_Exercise aim_
Work through the entries below and report how many lines include "watermark". The number alone is the answer.

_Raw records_
--------------------

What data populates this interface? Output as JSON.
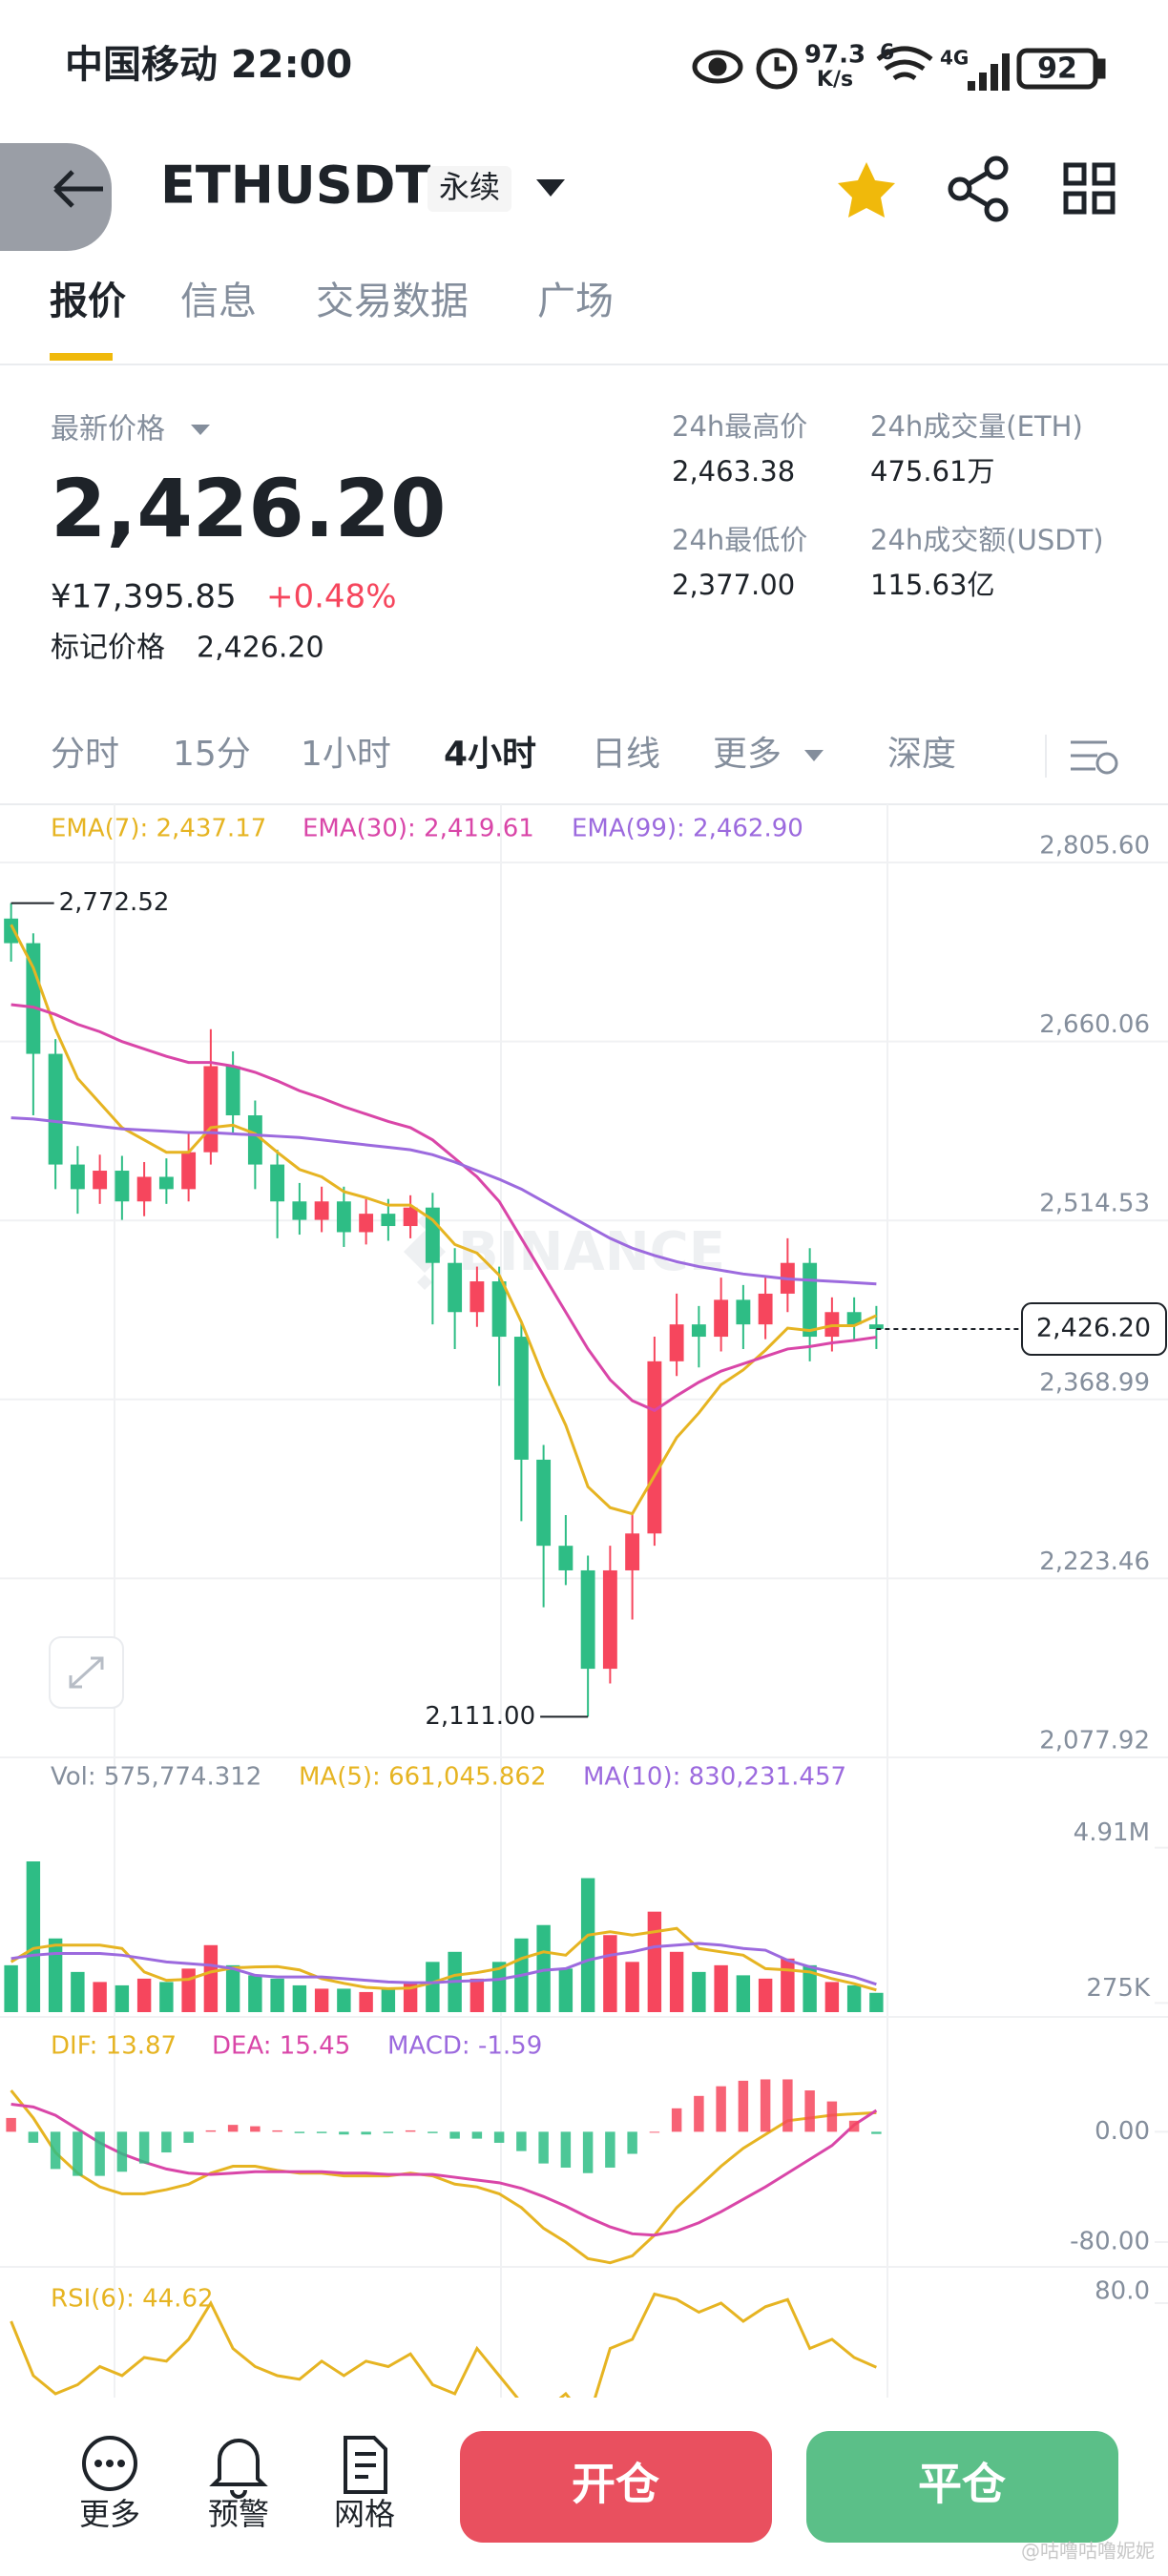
{
  "status_bar": {
    "carrier_time": "中国移动 22:00",
    "speed": "97.3",
    "speed_unit": "K/s",
    "wifi": "6",
    "network": "4G",
    "battery": "92"
  },
  "header": {
    "symbol": "ETHUSDT",
    "contract": "永续"
  },
  "tabs": [
    "报价",
    "信息",
    "交易数据",
    "广场"
  ],
  "selected_tab": 0,
  "ticker": {
    "last_label": "最新价格",
    "last_price": "2,426.20",
    "cny_price": "¥17,395.85",
    "change": "+0.48%",
    "mark_label": "标记价格",
    "mark_price": "2,426.20",
    "stats": [
      {
        "label": "24h最高价",
        "value": "2,463.38"
      },
      {
        "label": "24h成交量(ETH)",
        "value": "475.61万"
      },
      {
        "label": "24h最低价",
        "value": "2,377.00"
      },
      {
        "label": "24h成交额(USDT)",
        "value": "115.63亿"
      }
    ]
  },
  "intervals": [
    "分时",
    "15分",
    "1小时",
    "4小时",
    "日线",
    "更多",
    "深度"
  ],
  "selected_interval": 3,
  "chart_data": [
    {
      "type": "candlestick",
      "watermark": "BINANCE",
      "up_color": "#f6465d",
      "down_color": "#2ebd85",
      "grid": true,
      "ylim": [
        2077.92,
        2805.6
      ],
      "yticks": [
        {
          "value": 2805.6,
          "label": "2,805.60"
        },
        {
          "value": 2660.06,
          "label": "2,660.06"
        },
        {
          "value": 2514.53,
          "label": "2,514.53"
        },
        {
          "value": 2368.99,
          "label": "2,368.99"
        },
        {
          "value": 2223.46,
          "label": "2,223.46"
        },
        {
          "value": 2077.92,
          "label": "2,077.92"
        }
      ],
      "high_label": "2,772.52",
      "low_label": "2,111.00",
      "last_price": {
        "value": 2426.2,
        "label": "2,426.20"
      },
      "candles": [
        [
          2760,
          2772.52,
          2725,
          2740
        ],
        [
          2740,
          2748,
          2600,
          2650
        ],
        [
          2650,
          2662,
          2540,
          2560
        ],
        [
          2560,
          2575,
          2520,
          2540
        ],
        [
          2540,
          2568,
          2528,
          2555
        ],
        [
          2555,
          2567,
          2515,
          2530
        ],
        [
          2530,
          2562,
          2518,
          2550
        ],
        [
          2550,
          2565,
          2528,
          2540
        ],
        [
          2540,
          2585,
          2530,
          2570
        ],
        [
          2570,
          2670,
          2560,
          2640
        ],
        [
          2640,
          2652,
          2585,
          2600
        ],
        [
          2600,
          2612,
          2540,
          2560
        ],
        [
          2560,
          2572,
          2500,
          2530
        ],
        [
          2530,
          2545,
          2503,
          2515
        ],
        [
          2515,
          2542,
          2505,
          2530
        ],
        [
          2530,
          2542,
          2493,
          2505
        ],
        [
          2505,
          2532,
          2495,
          2520
        ],
        [
          2520,
          2532,
          2498,
          2510
        ],
        [
          2510,
          2535,
          2500,
          2525
        ],
        [
          2525,
          2537,
          2430,
          2480
        ],
        [
          2480,
          2492,
          2410,
          2440
        ],
        [
          2440,
          2477,
          2428,
          2465
        ],
        [
          2465,
          2477,
          2380,
          2420
        ],
        [
          2420,
          2432,
          2270,
          2320
        ],
        [
          2320,
          2332,
          2200,
          2250
        ],
        [
          2250,
          2275,
          2218,
          2230
        ],
        [
          2230,
          2242,
          2111,
          2150
        ],
        [
          2150,
          2250,
          2138,
          2230
        ],
        [
          2230,
          2275,
          2190,
          2260
        ],
        [
          2260,
          2420,
          2250,
          2400
        ],
        [
          2400,
          2455,
          2388,
          2430
        ],
        [
          2430,
          2445,
          2395,
          2420
        ],
        [
          2420,
          2468,
          2408,
          2450
        ],
        [
          2450,
          2462,
          2410,
          2430
        ],
        [
          2430,
          2470,
          2418,
          2455
        ],
        [
          2455,
          2500,
          2440,
          2480
        ],
        [
          2480,
          2492,
          2400,
          2420
        ],
        [
          2420,
          2452,
          2408,
          2440
        ],
        [
          2440,
          2452,
          2418,
          2430
        ],
        [
          2430,
          2445,
          2410,
          2426.2
        ]
      ],
      "series": [
        {
          "name": "EMA(7): 2,437.17",
          "type": "line",
          "color": "#e6b422",
          "values": [
            2755,
            2720,
            2670,
            2630,
            2610,
            2590,
            2580,
            2570,
            2570,
            2590,
            2592,
            2585,
            2570,
            2556,
            2550,
            2538,
            2533,
            2527,
            2527,
            2515,
            2495,
            2488,
            2470,
            2432,
            2387,
            2348,
            2298,
            2281,
            2276,
            2307,
            2338,
            2358,
            2381,
            2393,
            2409,
            2427,
            2425,
            2429,
            2429,
            2437.17
          ]
        },
        {
          "name": "EMA(30): 2,419.61",
          "type": "line",
          "color": "#d946a8",
          "values": [
            2690,
            2688,
            2682,
            2674,
            2668,
            2660,
            2654,
            2648,
            2643,
            2643,
            2640,
            2635,
            2628,
            2620,
            2614,
            2607,
            2601,
            2595,
            2590,
            2580,
            2565,
            2550,
            2530,
            2500,
            2470,
            2440,
            2410,
            2385,
            2368,
            2360,
            2372,
            2383,
            2392,
            2398,
            2404,
            2410,
            2412,
            2415,
            2417,
            2419.61
          ]
        },
        {
          "name": "EMA(99): 2,462.90",
          "type": "line",
          "color": "#9c6ade",
          "values": [
            2598,
            2597,
            2595,
            2593,
            2591,
            2589,
            2588,
            2587,
            2586,
            2586,
            2585,
            2584,
            2583,
            2582,
            2580,
            2578,
            2576,
            2574,
            2572,
            2568,
            2562,
            2555,
            2548,
            2540,
            2530,
            2520,
            2510,
            2500,
            2492,
            2486,
            2481,
            2477,
            2474,
            2471,
            2469,
            2467,
            2466,
            2465,
            2464,
            2462.9
          ]
        }
      ]
    },
    {
      "type": "bar",
      "grid": false,
      "ylim": [
        0,
        6380000
      ],
      "yticks": [
        {
          "value": 4910000,
          "label": "4.91M"
        },
        {
          "value": 275000,
          "label": "275K"
        }
      ],
      "series": [
        {
          "name": "Vol: 575,774.312",
          "color": "#848e9c",
          "values": [
            1400000,
            4500000,
            2200000,
            1200000,
            900000,
            800000,
            1000000,
            900000,
            1300000,
            2000000,
            1400000,
            1100000,
            1000000,
            800000,
            700000,
            700000,
            600000,
            700000,
            900000,
            1500000,
            1800000,
            1000000,
            1500000,
            2200000,
            2600000,
            1300000,
            4000000,
            2300000,
            1500000,
            3000000,
            1800000,
            1200000,
            1400000,
            1100000,
            1000000,
            1600000,
            1400000,
            900000,
            800000,
            575774.312
          ]
        },
        {
          "name": "MA(5): 661,045.862",
          "type": "line",
          "color": "#e6b422",
          "values": [
            1500000,
            1900000,
            2000000,
            2000000,
            2000000,
            1900000,
            1200000,
            950000,
            980000,
            1200000,
            1320000,
            1350000,
            1360000,
            1260000,
            1000000,
            860000,
            740000,
            700000,
            720000,
            880000,
            1100000,
            1180000,
            1300000,
            1600000,
            1800000,
            1700000,
            2300000,
            2400000,
            2300000,
            2400000,
            2500000,
            1900000,
            1800000,
            1700000,
            1300000,
            1260000,
            1200000,
            1000000,
            850000,
            661045.862
          ]
        },
        {
          "name": "MA(10): 830,231.457",
          "type": "line",
          "color": "#9c6ade",
          "values": [
            1600000,
            1700000,
            1750000,
            1750000,
            1750000,
            1700000,
            1600000,
            1500000,
            1450000,
            1400000,
            1300000,
            1100000,
            1050000,
            1050000,
            1050000,
            1000000,
            950000,
            900000,
            880000,
            880000,
            920000,
            940000,
            980000,
            1100000,
            1250000,
            1300000,
            1550000,
            1700000,
            1800000,
            1950000,
            2000000,
            2050000,
            2000000,
            1900000,
            1850000,
            1550000,
            1350000,
            1200000,
            1050000,
            830231.457
          ]
        }
      ]
    },
    {
      "type": "bar",
      "grid": false,
      "ylim": [
        -98,
        75
      ],
      "yticks": [
        {
          "value": 0,
          "label": "0.00"
        },
        {
          "value": -80,
          "label": "-80.00"
        }
      ],
      "series": [
        {
          "name": "DIF: 13.87",
          "type": "line",
          "color": "#e6b422",
          "values": [
            30,
            10,
            -15,
            -30,
            -40,
            -45,
            -45,
            -42,
            -38,
            -30,
            -25,
            -25,
            -28,
            -30,
            -30,
            -32,
            -32,
            -32,
            -30,
            -32,
            -38,
            -40,
            -45,
            -55,
            -70,
            -80,
            -92,
            -95,
            -90,
            -75,
            -55,
            -40,
            -25,
            -12,
            -2,
            8,
            10,
            12,
            13,
            13.87
          ]
        },
        {
          "name": "DEA: 15.45",
          "type": "line",
          "color": "#d946a8",
          "values": [
            20,
            18,
            12,
            2,
            -8,
            -16,
            -22,
            -27,
            -30,
            -31,
            -30,
            -29,
            -29,
            -29,
            -29,
            -30,
            -30,
            -31,
            -31,
            -31,
            -33,
            -35,
            -37,
            -41,
            -47,
            -54,
            -62,
            -69,
            -74,
            -75,
            -72,
            -66,
            -58,
            -49,
            -40,
            -30,
            -20,
            -10,
            5,
            15.45
          ]
        },
        {
          "name": "MACD: -1.59",
          "color": "#9c6ade",
          "values": [
            10,
            -8,
            -27,
            -32,
            -32,
            -29,
            -23,
            -15,
            -8,
            1,
            5,
            4,
            1,
            -1,
            -1,
            -2,
            -2,
            -1,
            1,
            -1,
            -5,
            -5,
            -8,
            -14,
            -23,
            -26,
            -30,
            -26,
            -16,
            0,
            17,
            26,
            33,
            37,
            38,
            38,
            30,
            22,
            8,
            -1.59
          ]
        }
      ]
    },
    {
      "type": "line",
      "grid": false,
      "ylim": [
        0,
        100
      ],
      "yticks": [
        {
          "value": 80,
          "label": "80.0"
        }
      ],
      "series": [
        {
          "name": "RSI(6): 44.62",
          "color": "#e6b422",
          "values": [
            70,
            40,
            30,
            35,
            45,
            40,
            50,
            48,
            60,
            80,
            55,
            45,
            40,
            38,
            48,
            40,
            48,
            45,
            52,
            35,
            30,
            55,
            40,
            25,
            20,
            30,
            15,
            55,
            60,
            85,
            82,
            75,
            80,
            70,
            78,
            82,
            55,
            60,
            50,
            44.62
          ]
        }
      ]
    }
  ],
  "bottom_bar": {
    "actions": [
      "更多",
      "预警",
      "网格"
    ],
    "open": "开仓",
    "close": "平仓"
  },
  "watermark": "@咕噜咕噜妮妮"
}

--------------------

_Solution to this problem_
2